(Dataset items)
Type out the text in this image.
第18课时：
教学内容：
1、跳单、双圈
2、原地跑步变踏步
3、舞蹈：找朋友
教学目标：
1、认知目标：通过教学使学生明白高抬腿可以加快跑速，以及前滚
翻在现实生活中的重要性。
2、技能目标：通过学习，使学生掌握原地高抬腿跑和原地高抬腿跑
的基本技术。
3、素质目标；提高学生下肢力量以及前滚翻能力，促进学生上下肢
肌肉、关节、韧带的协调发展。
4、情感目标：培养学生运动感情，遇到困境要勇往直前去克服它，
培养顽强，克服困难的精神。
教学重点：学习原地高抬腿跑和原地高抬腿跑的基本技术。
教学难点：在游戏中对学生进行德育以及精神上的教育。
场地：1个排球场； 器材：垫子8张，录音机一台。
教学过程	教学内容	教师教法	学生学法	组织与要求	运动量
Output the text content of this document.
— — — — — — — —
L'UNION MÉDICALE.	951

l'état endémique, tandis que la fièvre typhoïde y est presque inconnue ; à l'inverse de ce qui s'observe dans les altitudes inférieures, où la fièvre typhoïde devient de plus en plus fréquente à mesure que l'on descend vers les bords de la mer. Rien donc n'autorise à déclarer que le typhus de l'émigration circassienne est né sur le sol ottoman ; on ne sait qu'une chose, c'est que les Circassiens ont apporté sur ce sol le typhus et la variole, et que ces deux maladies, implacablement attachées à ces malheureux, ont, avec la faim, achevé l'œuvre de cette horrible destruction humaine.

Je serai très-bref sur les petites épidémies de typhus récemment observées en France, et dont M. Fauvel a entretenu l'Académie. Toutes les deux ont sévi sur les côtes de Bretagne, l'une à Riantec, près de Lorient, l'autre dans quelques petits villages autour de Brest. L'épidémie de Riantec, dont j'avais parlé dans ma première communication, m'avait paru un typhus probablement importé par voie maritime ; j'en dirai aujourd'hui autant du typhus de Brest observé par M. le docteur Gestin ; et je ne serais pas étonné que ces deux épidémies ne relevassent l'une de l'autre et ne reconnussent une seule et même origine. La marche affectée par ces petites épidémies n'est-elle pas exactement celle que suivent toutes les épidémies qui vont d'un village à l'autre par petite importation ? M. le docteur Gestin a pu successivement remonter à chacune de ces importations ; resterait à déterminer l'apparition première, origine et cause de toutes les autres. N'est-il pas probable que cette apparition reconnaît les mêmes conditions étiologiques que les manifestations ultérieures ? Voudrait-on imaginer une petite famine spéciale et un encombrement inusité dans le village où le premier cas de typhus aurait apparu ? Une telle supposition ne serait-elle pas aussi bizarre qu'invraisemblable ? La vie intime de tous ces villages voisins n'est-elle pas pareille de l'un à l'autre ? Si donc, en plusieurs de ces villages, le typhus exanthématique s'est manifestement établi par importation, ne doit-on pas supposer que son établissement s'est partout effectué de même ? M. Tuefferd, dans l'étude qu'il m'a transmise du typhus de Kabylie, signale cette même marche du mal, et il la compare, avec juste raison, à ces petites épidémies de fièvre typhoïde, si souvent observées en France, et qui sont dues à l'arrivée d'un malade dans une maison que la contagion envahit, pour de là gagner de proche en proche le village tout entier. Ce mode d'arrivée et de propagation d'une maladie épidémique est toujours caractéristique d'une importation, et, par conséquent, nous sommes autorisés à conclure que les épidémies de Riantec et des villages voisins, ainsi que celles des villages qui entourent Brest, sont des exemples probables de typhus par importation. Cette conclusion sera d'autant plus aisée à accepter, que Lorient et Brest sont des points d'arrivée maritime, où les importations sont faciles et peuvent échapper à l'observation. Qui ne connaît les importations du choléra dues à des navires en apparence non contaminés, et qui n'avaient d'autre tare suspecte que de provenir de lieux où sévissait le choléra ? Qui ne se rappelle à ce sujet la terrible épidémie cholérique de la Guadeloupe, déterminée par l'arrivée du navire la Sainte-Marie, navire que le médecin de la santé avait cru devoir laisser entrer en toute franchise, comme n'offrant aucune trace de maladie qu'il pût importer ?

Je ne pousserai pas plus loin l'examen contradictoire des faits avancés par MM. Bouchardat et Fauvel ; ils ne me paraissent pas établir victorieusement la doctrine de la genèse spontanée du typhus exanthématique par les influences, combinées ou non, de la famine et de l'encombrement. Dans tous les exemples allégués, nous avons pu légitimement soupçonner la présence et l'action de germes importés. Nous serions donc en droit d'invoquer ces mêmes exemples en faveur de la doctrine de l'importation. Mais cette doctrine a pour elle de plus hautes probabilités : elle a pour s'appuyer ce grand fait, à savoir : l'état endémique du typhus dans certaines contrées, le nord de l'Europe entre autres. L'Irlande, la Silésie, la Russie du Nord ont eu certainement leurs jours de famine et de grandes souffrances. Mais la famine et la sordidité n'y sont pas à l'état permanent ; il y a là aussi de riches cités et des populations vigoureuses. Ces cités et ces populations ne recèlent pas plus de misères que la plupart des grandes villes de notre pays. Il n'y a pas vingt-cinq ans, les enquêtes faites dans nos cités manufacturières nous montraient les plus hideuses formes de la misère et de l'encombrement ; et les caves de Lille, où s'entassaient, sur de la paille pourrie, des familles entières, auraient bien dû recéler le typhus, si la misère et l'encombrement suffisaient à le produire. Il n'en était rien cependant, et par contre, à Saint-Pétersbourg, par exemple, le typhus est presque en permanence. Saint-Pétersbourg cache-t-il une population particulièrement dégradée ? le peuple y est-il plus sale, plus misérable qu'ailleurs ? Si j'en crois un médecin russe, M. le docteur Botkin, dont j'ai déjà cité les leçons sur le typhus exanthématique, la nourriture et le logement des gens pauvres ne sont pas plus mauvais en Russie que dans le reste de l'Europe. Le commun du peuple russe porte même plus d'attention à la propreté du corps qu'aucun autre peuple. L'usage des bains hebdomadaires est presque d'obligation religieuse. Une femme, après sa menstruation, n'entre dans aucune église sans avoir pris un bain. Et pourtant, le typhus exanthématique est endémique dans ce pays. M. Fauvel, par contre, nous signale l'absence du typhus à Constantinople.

* [Your instructions]: Search the listing for the word "this" and return each line that holds it.

* [Reply to the task]:
Type out the text in this image.
Output the text content of this document.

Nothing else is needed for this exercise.